§ **WHAT TO PRODUCE**
Repeat each entry verbatim.

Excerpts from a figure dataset
[Start of Attachment]
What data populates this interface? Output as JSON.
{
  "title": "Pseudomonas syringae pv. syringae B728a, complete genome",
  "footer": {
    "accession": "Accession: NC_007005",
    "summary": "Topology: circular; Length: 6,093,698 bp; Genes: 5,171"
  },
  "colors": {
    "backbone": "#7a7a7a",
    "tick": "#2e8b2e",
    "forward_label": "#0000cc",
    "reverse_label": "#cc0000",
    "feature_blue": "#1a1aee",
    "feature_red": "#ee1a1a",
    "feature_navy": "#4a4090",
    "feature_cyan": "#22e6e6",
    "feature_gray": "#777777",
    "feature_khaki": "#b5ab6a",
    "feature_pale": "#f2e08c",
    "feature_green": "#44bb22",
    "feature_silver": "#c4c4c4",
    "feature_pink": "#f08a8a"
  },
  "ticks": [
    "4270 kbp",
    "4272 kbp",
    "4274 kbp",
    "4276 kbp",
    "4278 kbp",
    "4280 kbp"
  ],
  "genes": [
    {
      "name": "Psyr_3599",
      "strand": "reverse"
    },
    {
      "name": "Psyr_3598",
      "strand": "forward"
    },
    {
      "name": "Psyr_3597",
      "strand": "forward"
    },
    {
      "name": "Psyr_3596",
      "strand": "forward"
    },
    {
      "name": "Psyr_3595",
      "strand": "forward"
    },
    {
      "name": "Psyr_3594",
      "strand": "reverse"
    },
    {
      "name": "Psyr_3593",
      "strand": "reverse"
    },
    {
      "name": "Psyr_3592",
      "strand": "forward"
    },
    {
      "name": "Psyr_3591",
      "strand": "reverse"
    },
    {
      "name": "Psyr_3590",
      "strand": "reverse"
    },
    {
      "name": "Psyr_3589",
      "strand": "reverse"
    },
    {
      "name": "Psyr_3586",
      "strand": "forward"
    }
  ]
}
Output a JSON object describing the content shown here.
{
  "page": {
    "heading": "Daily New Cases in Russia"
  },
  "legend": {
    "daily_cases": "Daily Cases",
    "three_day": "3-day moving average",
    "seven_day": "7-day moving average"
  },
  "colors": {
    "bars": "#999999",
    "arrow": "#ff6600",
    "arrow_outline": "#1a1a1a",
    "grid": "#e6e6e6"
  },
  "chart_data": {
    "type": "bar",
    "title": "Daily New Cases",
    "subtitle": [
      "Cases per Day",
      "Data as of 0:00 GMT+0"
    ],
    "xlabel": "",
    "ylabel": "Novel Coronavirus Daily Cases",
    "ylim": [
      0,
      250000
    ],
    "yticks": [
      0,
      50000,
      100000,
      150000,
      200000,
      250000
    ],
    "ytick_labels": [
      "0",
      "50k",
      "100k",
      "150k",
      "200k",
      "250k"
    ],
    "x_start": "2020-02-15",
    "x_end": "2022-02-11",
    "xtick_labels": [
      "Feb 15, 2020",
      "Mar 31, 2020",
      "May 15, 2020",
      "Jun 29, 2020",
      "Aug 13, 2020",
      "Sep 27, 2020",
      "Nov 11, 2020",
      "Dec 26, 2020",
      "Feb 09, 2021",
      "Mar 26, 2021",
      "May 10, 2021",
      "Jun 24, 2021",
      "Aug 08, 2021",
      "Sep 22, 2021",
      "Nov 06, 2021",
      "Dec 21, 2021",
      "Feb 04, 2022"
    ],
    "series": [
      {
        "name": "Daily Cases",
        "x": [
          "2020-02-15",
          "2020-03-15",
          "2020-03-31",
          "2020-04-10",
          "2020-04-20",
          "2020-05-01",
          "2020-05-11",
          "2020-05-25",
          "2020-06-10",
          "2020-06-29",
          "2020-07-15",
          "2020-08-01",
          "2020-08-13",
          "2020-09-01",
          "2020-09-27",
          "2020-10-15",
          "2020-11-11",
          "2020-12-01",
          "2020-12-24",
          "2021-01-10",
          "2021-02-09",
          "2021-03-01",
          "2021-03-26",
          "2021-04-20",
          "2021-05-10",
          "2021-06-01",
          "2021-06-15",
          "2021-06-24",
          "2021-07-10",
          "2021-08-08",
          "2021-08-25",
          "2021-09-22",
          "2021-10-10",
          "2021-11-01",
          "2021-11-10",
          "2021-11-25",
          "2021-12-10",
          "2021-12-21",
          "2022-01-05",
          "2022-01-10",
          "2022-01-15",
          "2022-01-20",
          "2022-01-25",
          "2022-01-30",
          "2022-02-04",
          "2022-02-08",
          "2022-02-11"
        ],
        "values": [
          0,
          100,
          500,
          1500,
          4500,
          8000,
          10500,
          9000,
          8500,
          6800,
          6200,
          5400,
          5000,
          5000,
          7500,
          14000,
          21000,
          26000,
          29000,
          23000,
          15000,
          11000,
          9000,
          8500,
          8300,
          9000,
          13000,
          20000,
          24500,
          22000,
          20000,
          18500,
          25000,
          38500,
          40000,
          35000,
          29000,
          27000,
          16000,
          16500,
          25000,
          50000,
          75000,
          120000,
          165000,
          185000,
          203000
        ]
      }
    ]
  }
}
[End of Attachment]
§ **RESPONSE TO THIS EXERCISE**
What data populates this interface? Output as JSON.
{
  "title": "Pseudomonas syringae pv. syringae B728a, complete genome",
  "footer": {
    "accession": "Accession: NC_007005",
    "summary": "Topology: circular; Length: 6,093,698 bp; Genes: 5,171"
  },
  "colors": {
    "backbone": "#7a7a7a",
    "tick": "#2e8b2e",
    "forward_label": "#0000cc",
    "reverse_label": "#cc0000",
    "feature_blue": "#1a1aee",
    "feature_red": "#ee1a1a",
    "feature_navy": "#4a4090",
    "feature_cyan": "#22e6e6",
    "feature_gray": "#777777",
    "feature_khaki": "#b5ab6a",
    "feature_pale": "#f2e08c",
    "feature_green": "#44bb22",
    "feature_silver": "#c4c4c4",
    "feature_pink": "#f08a8a"
  },
  "ticks": [
    "4270 kbp",
    "4272 kbp",
    "4274 kbp",
    "4276 kbp",
    "4278 kbp",
    "4280 kbp"
  ],
  "genes": [
    {
      "name": "Psyr_3599",
      "strand": "reverse"
    },
    {
      "name": "Psyr_3598",
      "strand": "forward"
    },
    {
      "name": "Psyr_3597",
      "strand": "forward"
    },
    {
      "name": "Psyr_3596",
      "strand": "forward"
    },
    {
      "name": "Psyr_3595",
      "strand": "forward"
    },
    {
      "name": "Psyr_3594",
      "strand": "reverse"
    },
    {
      "name": "Psyr_3593",
      "strand": "reverse"
    },
    {
      "name": "Psyr_3592",
      "strand": "forward"
    },
    {
      "name": "Psyr_3591",
      "strand": "reverse"
    },
    {
      "name": "Psyr_3590",
      "strand": "reverse"
    },
    {
      "name": "Psyr_3589",
      "strand": "reverse"
    },
    {
      "name": "Psyr_3586",
      "strand": "forward"
    }
  ]
}
Output a JSON object describing the content shown here.
{
  "page": {
    "heading": "Daily New Cases in Russia"
  },
  "legend": {
    "daily_cases": "Daily Cases",
    "three_day": "3-day moving average",
    "seven_day": "7-day moving average"
  },
  "colors": {
    "bars": "#999999",
    "arrow": "#ff6600",
    "arrow_outline": "#1a1a1a",
    "grid": "#e6e6e6"
  },
  "chart_data": {
    "type": "bar",
    "title": "Daily New Cases",
    "subtitle": [
      "Cases per Day",
      "Data as of 0:00 GMT+0"
    ],
    "xlabel": "",
    "ylabel": "Novel Coronavirus Daily Cases",
    "ylim": [
      0,
      250000
    ],
    "yticks": [
      0,
      50000,
      100000,
      150000,
      200000,
      250000
    ],
    "ytick_labels": [
      "0",
      "50k",
      "100k",
      "150k",
      "200k",
      "250k"
    ],
    "x_start": "2020-02-15",
    "x_end": "2022-02-11",
    "xtick_labels": [
      "Feb 15, 2020",
      "Mar 31, 2020",
      "May 15, 2020",
      "Jun 29, 2020",
      "Aug 13, 2020",
      "Sep 27, 2020",
      "Nov 11, 2020",
      "Dec 26, 2020",
      "Feb 09, 2021",
      "Mar 26, 2021",
      "May 10, 2021",
      "Jun 24, 2021",
      "Aug 08, 2021",
      "Sep 22, 2021",
      "Nov 06, 2021",
      "Dec 21, 2021",
      "Feb 04, 2022"
    ],
    "series": [
      {
        "name": "Daily Cases",
        "x": [
          "2020-02-15",
          "2020-03-15",
          "2020-03-31",
          "2020-04-10",
          "2020-04-20",
          "2020-05-01",
          "2020-05-11",
          "2020-05-25",
          "2020-06-10",
          "2020-06-29",
          "2020-07-15",
          "2020-08-01",
          "2020-08-13",
          "2020-09-01",
          "2020-09-27",
          "2020-10-15",
          "2020-11-11",
          "2020-12-01",
          "2020-12-24",
          "2021-01-10",
          "2021-02-09",
          "2021-03-01",
          "2021-03-26",
          "2021-04-20",
          "2021-05-10",
          "2021-06-01",
          "2021-06-15",
          "2021-06-24",
          "2021-07-10",
          "2021-08-08",
          "2021-08-25",
          "2021-09-22",
          "2021-10-10",
          "2021-11-01",
          "2021-11-10",
          "2021-11-25",
          "2021-12-10",
          "2021-12-21",
          "2022-01-05",
          "2022-01-10",
          "2022-01-15",
          "2022-01-20",
          "2022-01-25",
          "2022-01-30",
          "2022-02-04",
          "2022-02-08",
          "2022-02-11"
        ],
        "values": [
          0,
          100,
          500,
          1500,
          4500,
          8000,
          10500,
          9000,
          8500,
          6800,
          6200,
          5400,
          5000,
          5000,
          7500,
          14000,
          21000,
          26000,
          29000,
          23000,
          15000,
          11000,
          9000,
          8500,
          8300,
          9000,
          13000,
          20000,
          24500,
          22000,
          20000,
          18500,
          25000,
          38500,
          40000,
          35000,
          29000,
          27000,
          16000,
          16500,
          25000,
          50000,
          75000,
          120000,
          165000,
          185000,
          203000
        ]
      }
    ]
  }
}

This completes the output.